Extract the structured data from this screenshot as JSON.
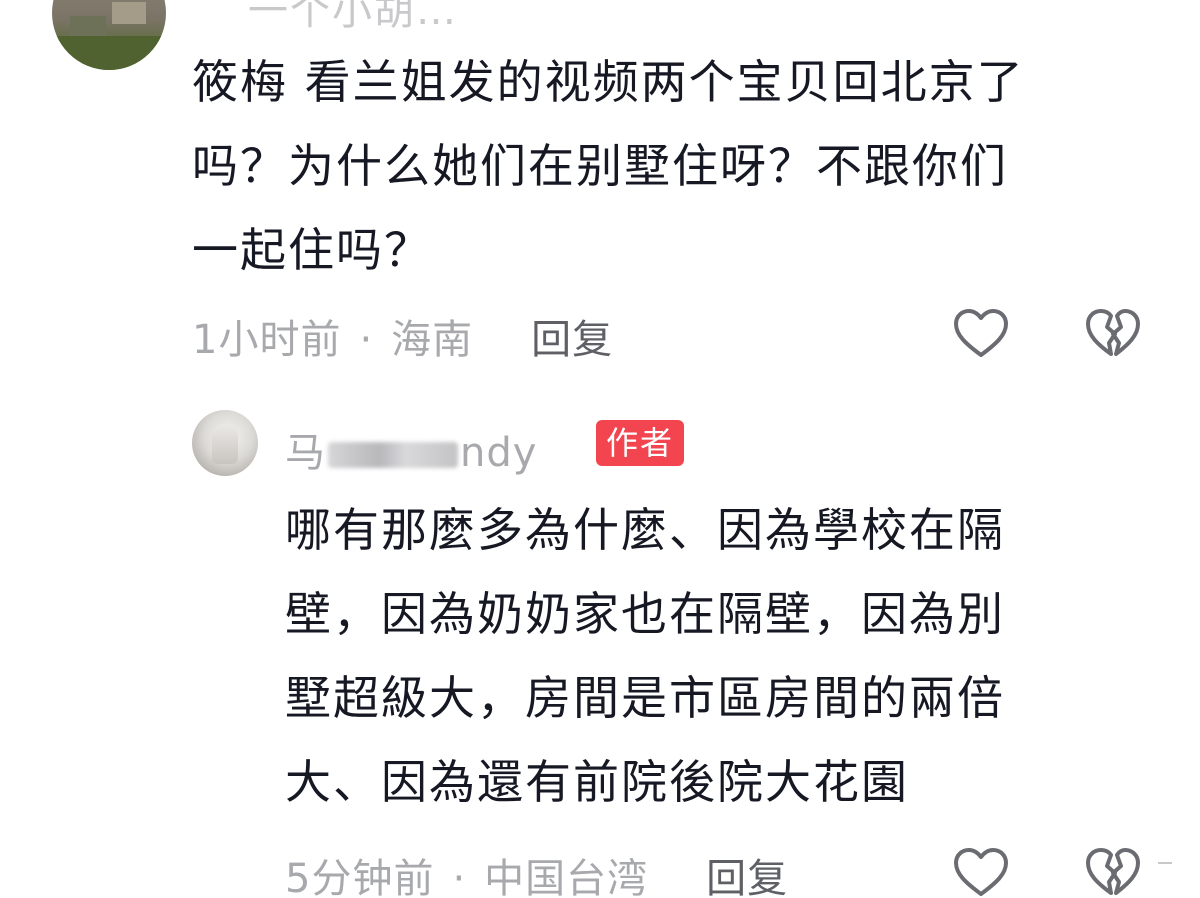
{
  "top_comment": {
    "username_partial": "一个小胡…",
    "text_lines": [
      "筱梅 看兰姐发的视频两个宝贝回北京了",
      "吗？为什么她们在别墅住呀？不跟你们",
      "一起住吗？"
    ],
    "time": "1小时前",
    "separator": "·",
    "location": "海南",
    "reply_label": "回复"
  },
  "author_reply": {
    "username": "马筱梅 Mandy",
    "username_visible_start": "马",
    "username_visible_end": "ndy",
    "badge": "作者",
    "text_lines": [
      "哪有那麼多為什麼、因為學校在隔",
      "壁，因為奶奶家也在隔壁，因為別",
      "墅超級大，房間是市區房間的兩倍",
      "大、因為還有前院後院大花園"
    ],
    "time": "5分钟前",
    "separator": "·",
    "location": "中国台湾",
    "reply_label": "回复"
  },
  "icons": {
    "like": "heart-outline-icon",
    "dislike": "broken-heart-icon"
  },
  "colors": {
    "text": "#161823",
    "meta": "#a8a9ad",
    "reply_label": "#5f6066",
    "badge_bg": "#f2454f"
  }
}
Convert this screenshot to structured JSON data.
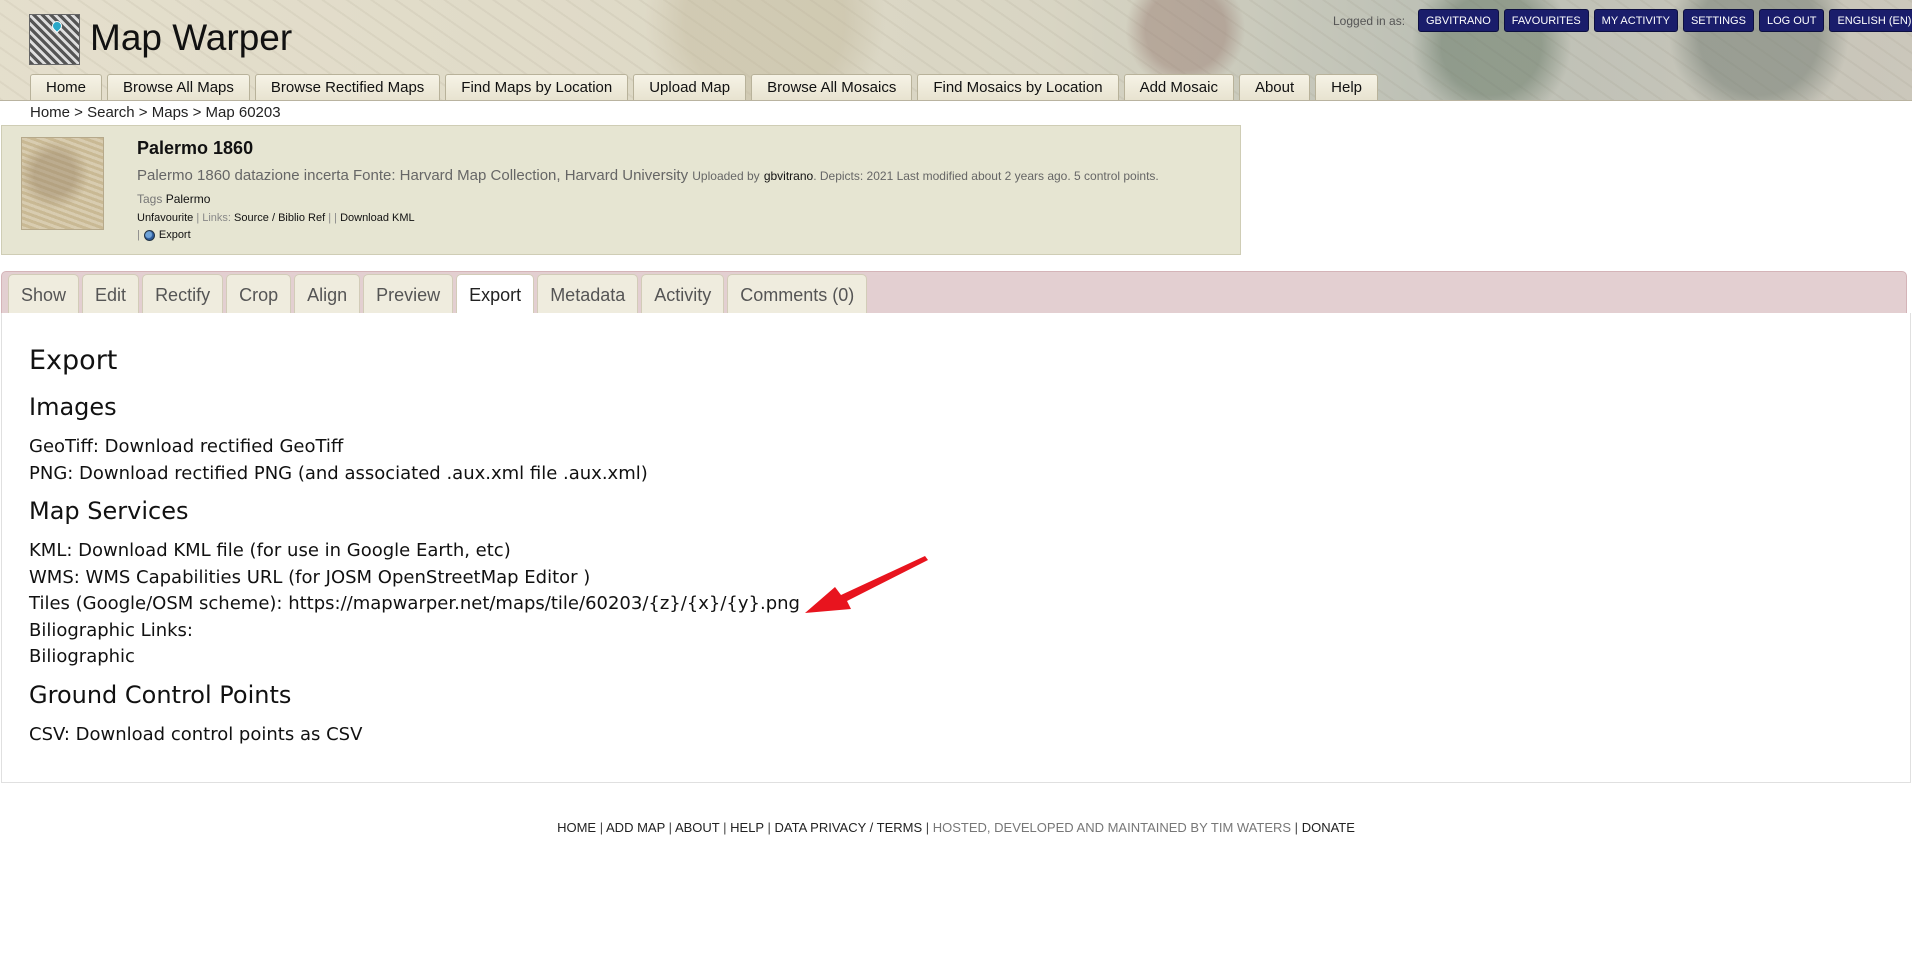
{
  "header": {
    "site_title": "Map Warper",
    "logged_in_label": "Logged in as:",
    "user_buttons": [
      "GBVITRANO",
      "FAVOURITES",
      "MY ACTIVITY",
      "SETTINGS",
      "LOG OUT",
      "ENGLISH (EN)"
    ],
    "nav": [
      "Home",
      "Browse All Maps",
      "Browse Rectified Maps",
      "Find Maps by Location",
      "Upload Map",
      "Browse All Mosaics",
      "Find Mosaics by Location",
      "Add Mosaic",
      "About",
      "Help"
    ]
  },
  "breadcrumb": "Home > Search > Maps > Map 60203",
  "map": {
    "title": "Palermo 1860",
    "description": "Palermo 1860 datazione incerta Fonte: Harvard Map Collection, Harvard University",
    "uploaded_by_label": "Uploaded by",
    "uploader": "gbvitrano",
    "meta": ". Depicts: 2021 Last modified about 2 years ago. 5 control points.",
    "tags_label": "Tags",
    "tag": "Palermo",
    "unfavourite": "Unfavourite",
    "links_label": "| Links:",
    "source_link": "Source / Biblio Ref",
    "download_kml": "Download KML",
    "export": "Export"
  },
  "tabs": [
    "Show",
    "Edit",
    "Rectify",
    "Crop",
    "Align",
    "Preview",
    "Export",
    "Metadata",
    "Activity",
    "Comments (0)"
  ],
  "active_tab": "Export",
  "export": {
    "title": "Export",
    "images_heading": "Images",
    "geotiff": "GeoTiff: Download rectified GeoTiff",
    "png": "PNG: Download rectified PNG (and associated .aux.xml file .aux.xml)",
    "services_heading": "Map Services",
    "kml": "KML: Download KML file (for use in Google Earth, etc)",
    "wms": "WMS: WMS Capabilities URL (for JOSM OpenStreetMap Editor )",
    "tiles": "Tiles (Google/OSM scheme): https://mapwarper.net/maps/tile/60203/{z}/{x}/{y}.png",
    "biblio_links": "Biliographic Links:",
    "biblio": "Biliographic",
    "gcp_heading": "Ground Control Points",
    "csv": "CSV: Download control points as CSV"
  },
  "footer": {
    "home": "HOME",
    "add_map": "ADD MAP",
    "about": "ABOUT",
    "help": "HELP",
    "privacy": "DATA PRIVACY / TERMS",
    "hosted": "HOSTED, DEVELOPED AND MAINTAINED BY TIM WATERS",
    "donate": "DONATE"
  },
  "colors": {
    "user_button_bg": "#1a1d6b",
    "tab_bar_bg": "#e3cfd1",
    "map_info_bg": "#e6e5d2",
    "arrow": "#e8141e"
  },
  "icons": [
    "map-warper-logo-icon",
    "globe-icon",
    "red-arrow-annotation"
  ]
}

**Task statement**:
The entries above are to be returned exactly, without their pictures.

**The completed task**:
Extract the structured data from this screenshot as JSON.
{
  "top_comment": {
    "username_partial": "一个小胡…",
    "text_lines": [
      "筱梅 看兰姐发的视频两个宝贝回北京了",
      "吗？为什么她们在别墅住呀？不跟你们",
      "一起住吗？"
    ],
    "time": "1小时前",
    "separator": "·",
    "location": "海南",
    "reply_label": "回复"
  },
  "author_reply": {
    "username": "马筱梅 Mandy",
    "username_visible_start": "马",
    "username_visible_end": "ndy",
    "badge": "作者",
    "text_lines": [
      "哪有那麼多為什麼、因為學校在隔",
      "壁，因為奶奶家也在隔壁，因為別",
      "墅超級大，房間是市區房間的兩倍",
      "大、因為還有前院後院大花園"
    ],
    "time": "5分钟前",
    "separator": "·",
    "location": "中国台湾",
    "reply_label": "回复"
  },
  "icons": {
    "like": "heart-outline-icon",
    "dislike": "broken-heart-icon"
  },
  "colors": {
    "text": "#161823",
    "meta": "#a8a9ad",
    "reply_label": "#5f6066",
    "badge_bg": "#f2454f"
  }
}
Convert this screenshot to structured JSON data.
{
  "header": {
    "site_title": "Map Warper",
    "logged_in_label": "Logged in as:",
    "user_buttons": [
      "GBVITRANO",
      "FAVOURITES",
      "MY ACTIVITY",
      "SETTINGS",
      "LOG OUT",
      "ENGLISH (EN)"
    ],
    "nav": [
      "Home",
      "Browse All Maps",
      "Browse Rectified Maps",
      "Find Maps by Location",
      "Upload Map",
      "Browse All Mosaics",
      "Find Mosaics by Location",
      "Add Mosaic",
      "About",
      "Help"
    ]
  },
  "breadcrumb": "Home > Search > Maps > Map 60203",
  "map": {
    "title": "Palermo 1860",
    "description": "Palermo 1860 datazione incerta Fonte: Harvard Map Collection, Harvard University",
    "uploaded_by_label": "Uploaded by",
    "uploader": "gbvitrano",
    "meta": ". Depicts: 2021 Last modified about 2 years ago. 5 control points.",
    "tags_label": "Tags",
    "tag": "Palermo",
    "unfavourite": "Unfavourite",
    "links_label": "| Links:",
    "source_link": "Source / Biblio Ref",
    "download_kml": "Download KML",
    "export": "Export"
  },
  "tabs": [
    "Show",
    "Edit",
    "Rectify",
    "Crop",
    "Align",
    "Preview",
    "Export",
    "Metadata",
    "Activity",
    "Comments (0)"
  ],
  "active_tab": "Export",
  "export": {
    "title": "Export",
    "images_heading": "Images",
    "geotiff": "GeoTiff: Download rectified GeoTiff",
    "png": "PNG: Download rectified PNG (and associated .aux.xml file .aux.xml)",
    "services_heading": "Map Services",
    "kml": "KML: Download KML file (for use in Google Earth, etc)",
    "wms": "WMS: WMS Capabilities URL (for JOSM OpenStreetMap Editor )",
    "tiles": "Tiles (Google/OSM scheme): https://mapwarper.net/maps/tile/60203/{z}/{x}/{y}.png",
    "biblio_links": "Biliographic Links:",
    "biblio": "Biliographic",
    "gcp_heading": "Ground Control Points",
    "csv": "CSV: Download control points as CSV"
  },
  "footer": {
    "home": "HOME",
    "add_map": "ADD MAP",
    "about": "ABOUT",
    "help": "HELP",
    "privacy": "DATA PRIVACY / TERMS",
    "hosted": "HOSTED, DEVELOPED AND MAINTAINED BY TIM WATERS",
    "donate": "DONATE"
  },
  "colors": {
    "user_button_bg": "#1a1d6b",
    "tab_bar_bg": "#e3cfd1",
    "map_info_bg": "#e6e5d2",
    "arrow": "#e8141e"
  },
  "icons": [
    "map-warper-logo-icon",
    "globe-icon",
    "red-arrow-annotation"
  ]
}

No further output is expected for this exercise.